[START]

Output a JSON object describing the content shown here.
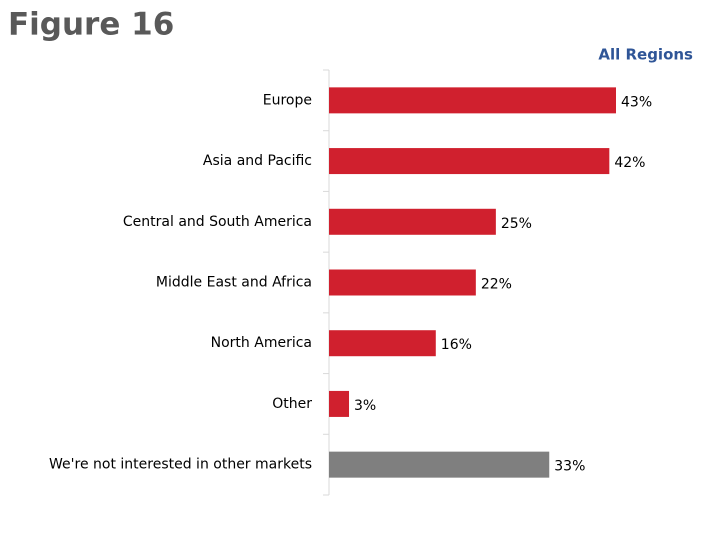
{
  "chart_data": {
    "type": "bar",
    "orientation": "horizontal",
    "title": "Figure 16",
    "subtitle": "All Regions",
    "categories": [
      "Europe",
      "Asia and Pacific",
      "Central and South America",
      "Middle East and Africa",
      "North America",
      "Other",
      "We're not interested in other markets"
    ],
    "values": [
      43,
      42,
      25,
      22,
      16,
      3,
      33
    ],
    "value_labels": [
      "43%",
      "42%",
      "25%",
      "22%",
      "16%",
      "3%",
      "33%"
    ],
    "colors": [
      "#d0202e",
      "#d0202e",
      "#d0202e",
      "#d0202e",
      "#d0202e",
      "#d0202e",
      "#7f7f7f"
    ]
  }
}
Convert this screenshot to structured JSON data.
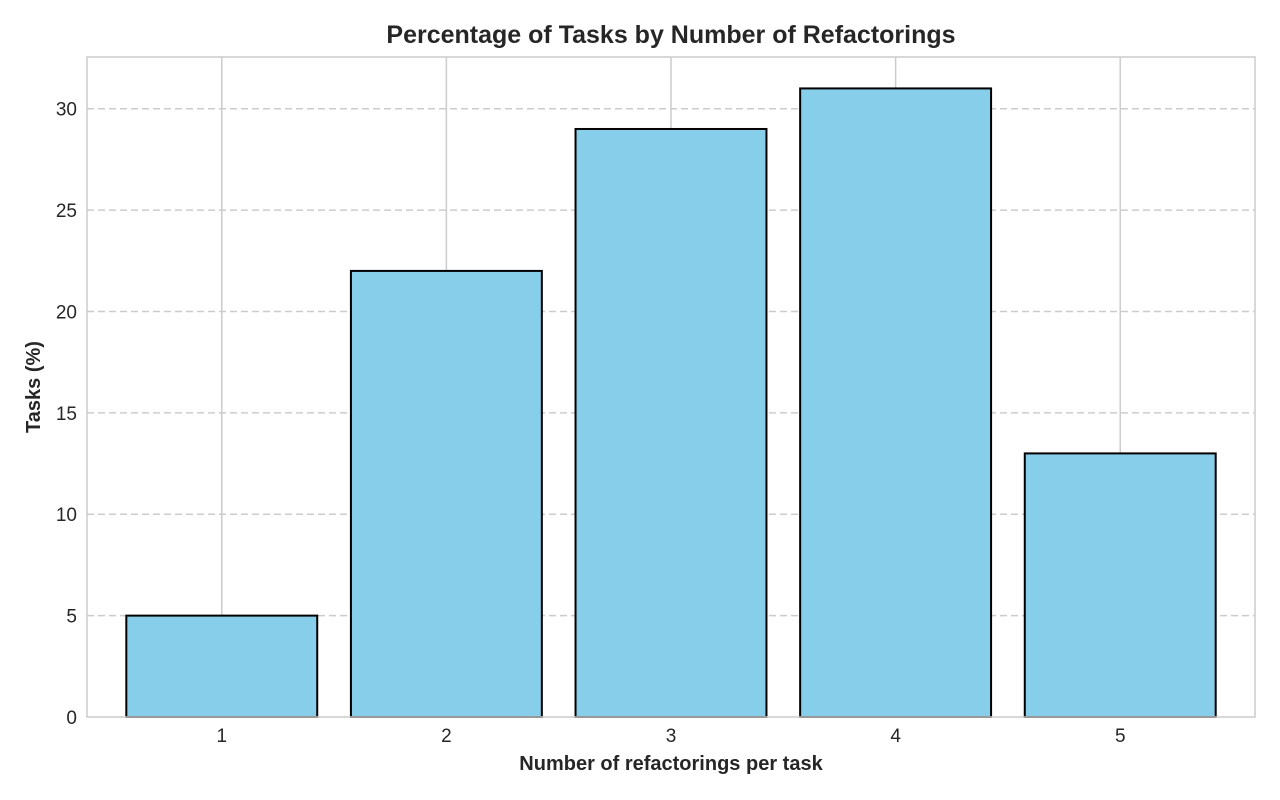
{
  "chart_data": {
    "type": "bar",
    "title": "Percentage of Tasks by Number of Refactorings",
    "xlabel": "Number of refactorings per task",
    "ylabel": "Tasks (%)",
    "categories": [
      "1",
      "2",
      "3",
      "4",
      "5"
    ],
    "values": [
      5,
      22,
      29,
      31,
      13
    ],
    "ylim": [
      0,
      32.55
    ],
    "yticks": [
      0,
      5,
      10,
      15,
      20,
      25,
      30
    ],
    "grid": true,
    "legend": "none",
    "colors": {
      "bar_fill": "#87CEEB",
      "bar_edge": "#000000",
      "grid": "#cccccc",
      "spine": "#cccccc",
      "text": "#262626"
    }
  }
}
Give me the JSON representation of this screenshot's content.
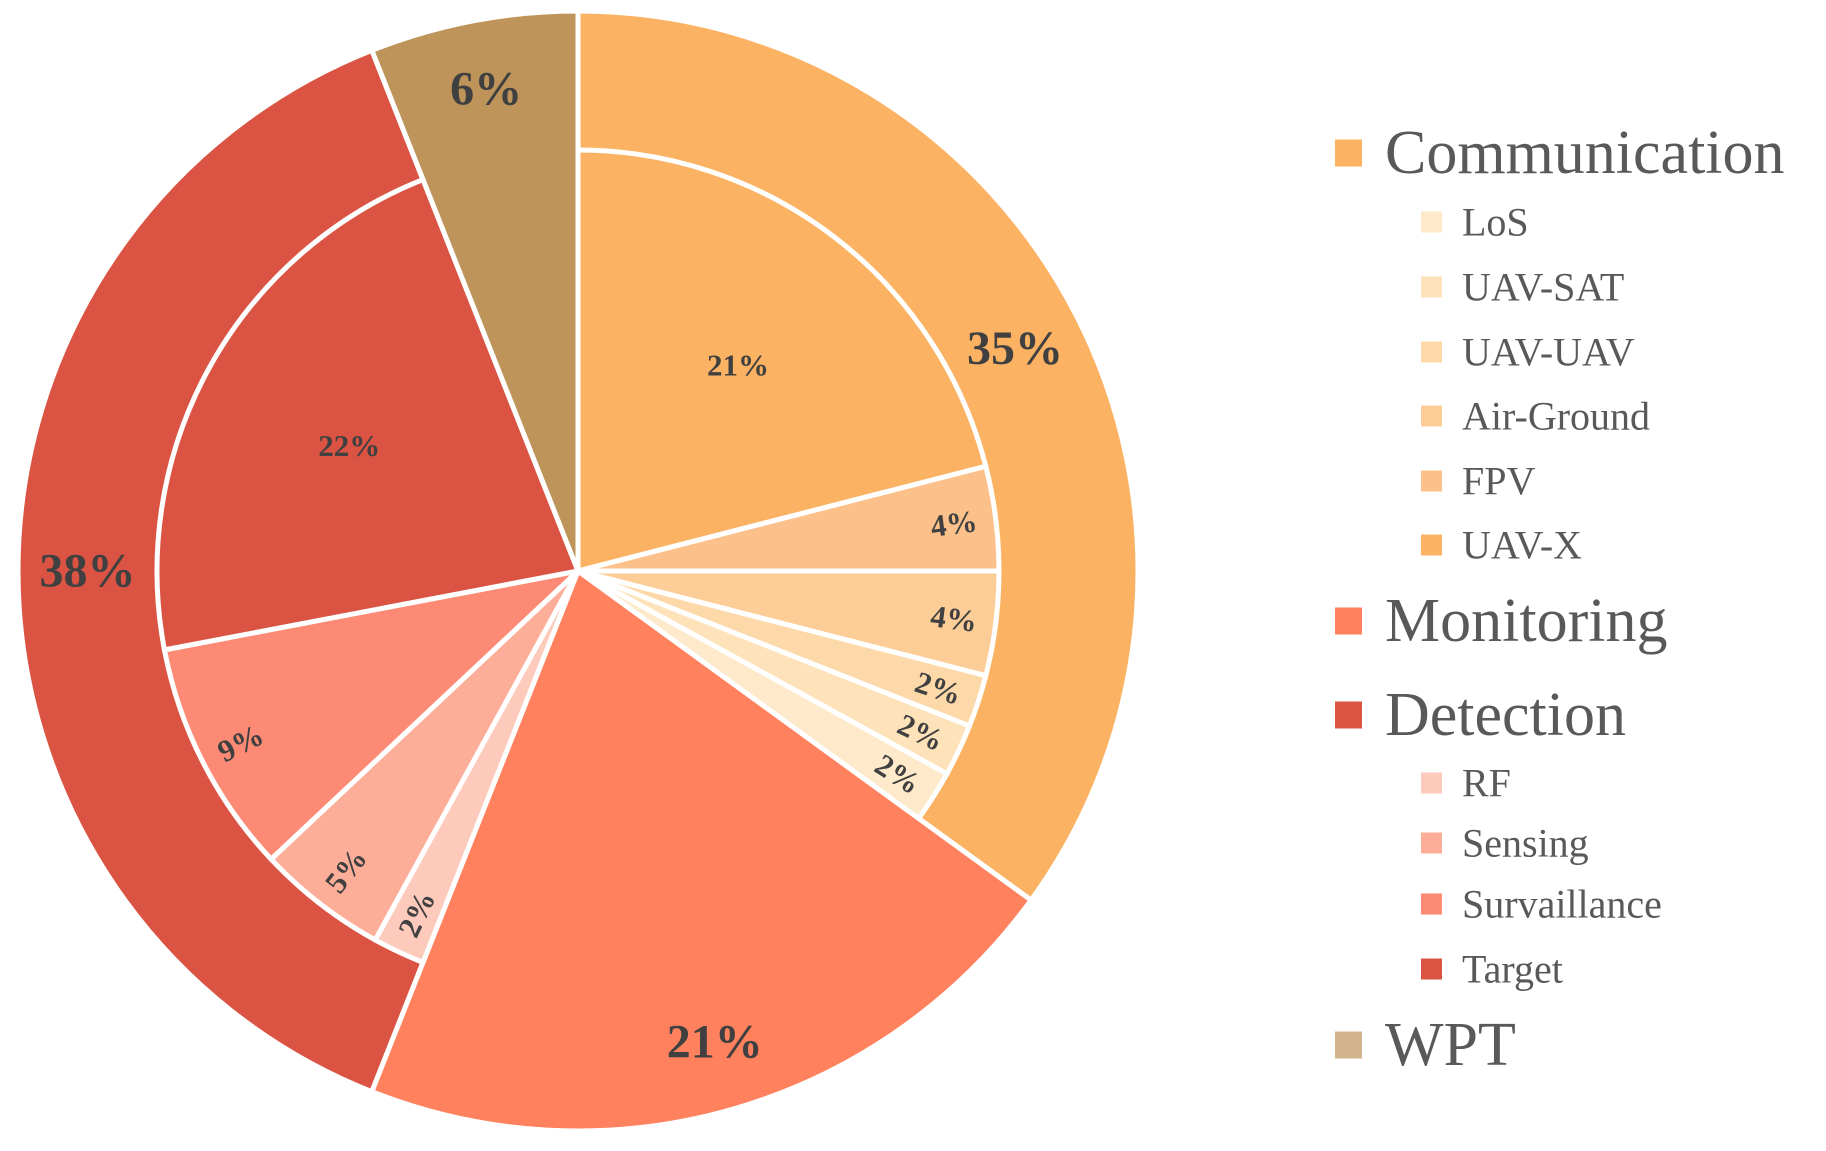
{
  "chart_data": {
    "type": "pie",
    "subtype": "nested-donut",
    "title": "",
    "outer": {
      "categories": [
        "Communication",
        "Monitoring",
        "Detection",
        "WPT"
      ],
      "values": [
        35,
        21,
        38,
        6
      ],
      "labels": [
        "35%",
        "21%",
        "38%",
        "6%"
      ],
      "colors": [
        "#FBB262",
        "#FF815D",
        "#DB5443",
        "#BE945A"
      ]
    },
    "inner": [
      {
        "name": "Communication",
        "segments": [
          {
            "name": "UAV-X",
            "value": 21,
            "label": "21%",
            "color": "#FCB263"
          },
          {
            "name": "FPV",
            "value": 4,
            "label": "4%",
            "color": "#FCC18A"
          },
          {
            "name": "Air-Ground",
            "value": 4,
            "label": "4%",
            "color": "#FDCD98"
          },
          {
            "name": "UAV-UAV",
            "value": 2,
            "label": "2%",
            "color": "#FDD8A9"
          },
          {
            "name": "UAV-SAT",
            "value": 2,
            "label": "2%",
            "color": "#FEE2BA"
          },
          {
            "name": "LoS",
            "value": 2,
            "label": "2%",
            "color": "#FEEACB"
          }
        ]
      },
      {
        "name": "Monitoring",
        "segments": [
          {
            "name": "Monitoring",
            "value": 21,
            "label": "",
            "color": "#FF815D"
          }
        ]
      },
      {
        "name": "Detection",
        "segments": [
          {
            "name": "RF",
            "value": 2,
            "label": "2%",
            "color": "#FDCABC"
          },
          {
            "name": "Sensing",
            "value": 5,
            "label": "5%",
            "color": "#FDAE98"
          },
          {
            "name": "Survaillance",
            "value": 9,
            "label": "9%",
            "color": "#FC8A74"
          },
          {
            "name": "Target",
            "value": 22,
            "label": "22%",
            "color": "#DB5443"
          }
        ]
      },
      {
        "name": "WPT",
        "segments": [
          {
            "name": "WPT",
            "value": 6,
            "label": "",
            "color": "#BE945A"
          }
        ]
      }
    ],
    "legend": {
      "position": "right",
      "items": [
        {
          "label": "Communication",
          "level": "main",
          "color": "#FBB262"
        },
        {
          "label": "LoS",
          "level": "sub",
          "color": "#FEEACB"
        },
        {
          "label": "UAV-SAT",
          "level": "sub",
          "color": "#FEE2BA"
        },
        {
          "label": "UAV-UAV",
          "level": "sub",
          "color": "#FDD8A9"
        },
        {
          "label": "Air-Ground",
          "level": "sub",
          "color": "#FDCD98"
        },
        {
          "label": "FPV",
          "level": "sub",
          "color": "#FCC18A"
        },
        {
          "label": "UAV-X",
          "level": "sub",
          "color": "#FCB263"
        },
        {
          "label": "Monitoring",
          "level": "main",
          "color": "#FF815D"
        },
        {
          "label": "Detection",
          "level": "main",
          "color": "#DB5443"
        },
        {
          "label": "RF",
          "level": "sub",
          "color": "#FDCABC"
        },
        {
          "label": "Sensing",
          "level": "sub",
          "color": "#FDAE98"
        },
        {
          "label": "Survaillance",
          "level": "sub",
          "color": "#FC8A74"
        },
        {
          "label": "Target",
          "level": "sub",
          "color": "#DB5443"
        },
        {
          "label": "WPT",
          "level": "main",
          "color": "#D2B48C"
        }
      ]
    }
  }
}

[END]

[SET EXERCISE]
Transcribe the complete set of entries verbatim. No pictures belong in the copy.

[OUTPUT FOR THIS EXERCISE]
Output a JSON object describing the content shown here.
{
  "chart_data": {
    "type": "bar",
    "orientation": "horizontal",
    "title": "Figure 16",
    "subtitle": "All Regions",
    "categories": [
      "Europe",
      "Asia and Pacific",
      "Central and South America",
      "Middle East and Africa",
      "North America",
      "Other",
      "We're not interested in other markets"
    ],
    "values": [
      43,
      42,
      25,
      22,
      16,
      3,
      33
    ],
    "value_labels": [
      "43%",
      "42%",
      "25%",
      "22%",
      "16%",
      "3%",
      "33%"
    ],
    "colors": [
      "#d0202e",
      "#d0202e",
      "#d0202e",
      "#d0202e",
      "#d0202e",
      "#d0202e",
      "#7f7f7f"
    ]
  }
}
Convert this screenshot to structured JSON data.
{
  "chart_data": {
    "type": "bar",
    "title": "Percentage of Tasks by Number of Refactorings",
    "xlabel": "Number of refactorings per task",
    "ylabel": "Tasks (%)",
    "categories": [
      "1",
      "2",
      "3",
      "4",
      "5"
    ],
    "values": [
      5,
      22,
      29,
      31,
      13
    ],
    "ylim": [
      0,
      32.55
    ],
    "yticks": [
      0,
      5,
      10,
      15,
      20,
      25,
      30
    ],
    "grid": true,
    "legend": "none",
    "colors": {
      "bar_fill": "#87CEEB",
      "bar_edge": "#000000",
      "grid": "#cccccc",
      "spine": "#cccccc",
      "text": "#262626"
    }
  }
}
Give me the JSON representation of this screenshot's content.
{
  "chart_data": {
    "type": "pie",
    "subtype": "nested-donut",
    "title": "",
    "outer": {
      "categories": [
        "Communication",
        "Monitoring",
        "Detection",
        "WPT"
      ],
      "values": [
        35,
        21,
        38,
        6
      ],
      "labels": [
        "35%",
        "21%",
        "38%",
        "6%"
      ],
      "colors": [
        "#FBB262",
        "#FF815D",
        "#DB5443",
        "#BE945A"
      ]
    },
    "inner": [
      {
        "name": "Communication",
        "segments": [
          {
            "name": "UAV-X",
            "value": 21,
            "label": "21%",
            "color": "#FCB263"
          },
          {
            "name": "FPV",
            "value": 4,
            "label": "4%",
            "color": "#FCC18A"
          },
          {
            "name": "Air-Ground",
            "value": 4,
            "label": "4%",
            "color": "#FDCD98"
          },
          {
            "name": "UAV-UAV",
            "value": 2,
            "label": "2%",
            "color": "#FDD8A9"
          },
          {
            "name": "UAV-SAT",
            "value": 2,
            "label": "2%",
            "color": "#FEE2BA"
          },
          {
            "name": "LoS",
            "value": 2,
            "label": "2%",
            "color": "#FEEACB"
          }
        ]
      },
      {
        "name": "Monitoring",
        "segments": [
          {
            "name": "Monitoring",
            "value": 21,
            "label": "",
            "color": "#FF815D"
          }
        ]
      },
      {
        "name": "Detection",
        "segments": [
          {
            "name": "RF",
            "value": 2,
            "label": "2%",
            "color": "#FDCABC"
          },
          {
            "name": "Sensing",
            "value": 5,
            "label": "5%",
            "color": "#FDAE98"
          },
          {
            "name": "Survaillance",
            "value": 9,
            "label": "9%",
            "color": "#FC8A74"
          },
          {
            "name": "Target",
            "value": 22,
            "label": "22%",
            "color": "#DB5443"
          }
        ]
      },
      {
        "name": "WPT",
        "segments": [
          {
            "name": "WPT",
            "value": 6,
            "label": "",
            "color": "#BE945A"
          }
        ]
      }
    ],
    "legend": {
      "position": "right",
      "items": [
        {
          "label": "Communication",
          "level": "main",
          "color": "#FBB262"
        },
        {
          "label": "LoS",
          "level": "sub",
          "color": "#FEEACB"
        },
        {
          "label": "UAV-SAT",
          "level": "sub",
          "color": "#FEE2BA"
        },
        {
          "label": "UAV-UAV",
          "level": "sub",
          "color": "#FDD8A9"
        },
        {
          "label": "Air-Ground",
          "level": "sub",
          "color": "#FDCD98"
        },
        {
          "label": "FPV",
          "level": "sub",
          "color": "#FCC18A"
        },
        {
          "label": "UAV-X",
          "level": "sub",
          "color": "#FCB263"
        },
        {
          "label": "Monitoring",
          "level": "main",
          "color": "#FF815D"
        },
        {
          "label": "Detection",
          "level": "main",
          "color": "#DB5443"
        },
        {
          "label": "RF",
          "level": "sub",
          "color": "#FDCABC"
        },
        {
          "label": "Sensing",
          "level": "sub",
          "color": "#FDAE98"
        },
        {
          "label": "Survaillance",
          "level": "sub",
          "color": "#FC8A74"
        },
        {
          "label": "Target",
          "level": "sub",
          "color": "#DB5443"
        },
        {
          "label": "WPT",
          "level": "main",
          "color": "#D2B48C"
        }
      ]
    }
  }
}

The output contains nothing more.